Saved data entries
-*-*-
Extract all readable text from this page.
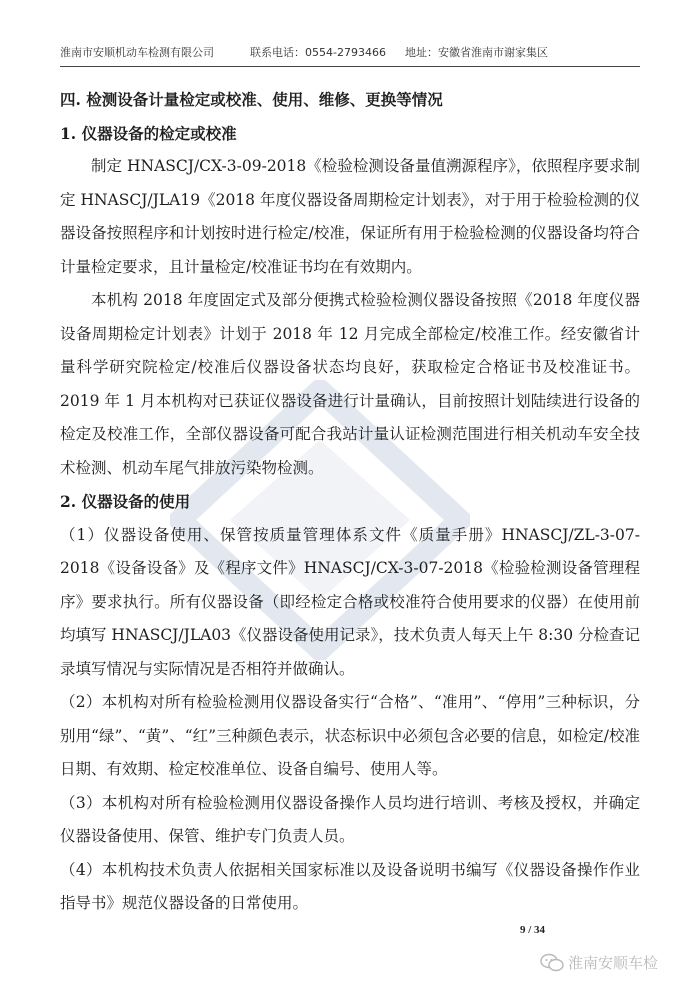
淮南市安顺机动车检测有限公司	联系电话：0554-2793466 地址：安徽省淮南市谢家集区

四. 检测设备计量检定或校准、使用、维修、更换等情况

1. 仪器设备的检定或校准

制定 HNASCJ/CX-3-09-2018《检验检测设备量值溯源程序》，依照程序要求制定 HNASCJ/JLA19《2018 年度仪器设备周期检定计划表》，对于用于检验检测的仪器设备按照程序和计划按时进行检定/校准，保证所有用于检验检测的仪器设备均符合计量检定要求，且计量检定/校准证书均在有效期内。

本机构 2018 年度固定式及部分便携式检验检测仪器设备按照《2018 年度仪器设备周期检定计划表》计划于 2018 年 12 月完成全部检定/校准工作。经安徽省计量科学研究院检定/校准后仪器设备状态均良好，获取检定合格证书及校准证书。2019 年 1 月本机构对已获证仪器设备进行计量确认，目前按照计划陆续进行设备的检定及校准工作，全部仪器设备可配合我站计量认证检测范围进行相关机动车安全技术检测、机动车尾气排放污染物检测。

2. 仪器设备的使用

（1）仪器设备使用、保管按质量管理体系文件《质量手册》HNASCJ/ZL-3-07-2018《设备设备》及《程序文件》HNASCJ/CX-3-07-2018《检验检测设备管理程序》要求执行。所有仪器设备（即经检定合格或校准符合使用要求的仪器）在使用前均填写 HNASCJ/JLA03《仪器设备使用记录》，技术负责人每天上午 8:30 分检查记录填写情况与实际情况是否相符并做确认。

（2）本机构对所有检验检测用仪器设备实行“合格”、“准用”、“停用”三种标识，分别用“绿”、“黄”、“红”三种颜色表示，状态标识中必须包含必要的信息，如检定/校准日期、有效期、检定校准单位、设备自编号、使用人等。

（3）本机构对所有检验检测用仪器设备操作人员均进行培训、考核及授权，并确定仪器设备使用、保管、维护专门负责人员。

（4）本机构技术负责人依据相关国家标准以及设备说明书编写《仪器设备操作作业指导书》规范仪器设备的日常使用。

9 / 34
淮南安顺车检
-*-*-
Every record must be copied exactly, with images dropped from the result.

§ **COMPLETED TASK**
Extract all readable text from this page.
淮南市安顺机动车检测有限公司	联系电话：0554-2793466 地址：安徽省淮南市谢家集区

四. 检测设备计量检定或校准、使用、维修、更换等情况

1. 仪器设备的检定或校准

制定 HNASCJ/CX-3-09-2018《检验检测设备量值溯源程序》，依照程序要求制定 HNASCJ/JLA19《2018 年度仪器设备周期检定计划表》，对于用于检验检测的仪器设备按照程序和计划按时进行检定/校准，保证所有用于检验检测的仪器设备均符合计量检定要求，且计量检定/校准证书均在有效期内。

本机构 2018 年度固定式及部分便携式检验检测仪器设备按照《2018 年度仪器设备周期检定计划表》计划于 2018 年 12 月完成全部检定/校准工作。经安徽省计量科学研究院检定/校准后仪器设备状态均良好，获取检定合格证书及校准证书。2019 年 1 月本机构对已获证仪器设备进行计量确认，目前按照计划陆续进行设备的检定及校准工作，全部仪器设备可配合我站计量认证检测范围进行相关机动车安全技术检测、机动车尾气排放污染物检测。

2. 仪器设备的使用

（1）仪器设备使用、保管按质量管理体系文件《质量手册》HNASCJ/ZL-3-07-2018《设备设备》及《程序文件》HNASCJ/CX-3-07-2018《检验检测设备管理程序》要求执行。所有仪器设备（即经检定合格或校准符合使用要求的仪器）在使用前均填写 HNASCJ/JLA03《仪器设备使用记录》，技术负责人每天上午 8:30 分检查记录填写情况与实际情况是否相符并做确认。

（2）本机构对所有检验检测用仪器设备实行“合格”、“准用”、“停用”三种标识，分别用“绿”、“黄”、“红”三种颜色表示，状态标识中必须包含必要的信息，如检定/校准日期、有效期、检定校准单位、设备自编号、使用人等。

（3）本机构对所有检验检测用仪器设备操作人员均进行培训、考核及授权，并确定仪器设备使用、保管、维护专门负责人员。

（4）本机构技术负责人依据相关国家标准以及设备说明书编写《仪器设备操作作业指导书》规范仪器设备的日常使用。

9 / 34
淮南安顺车检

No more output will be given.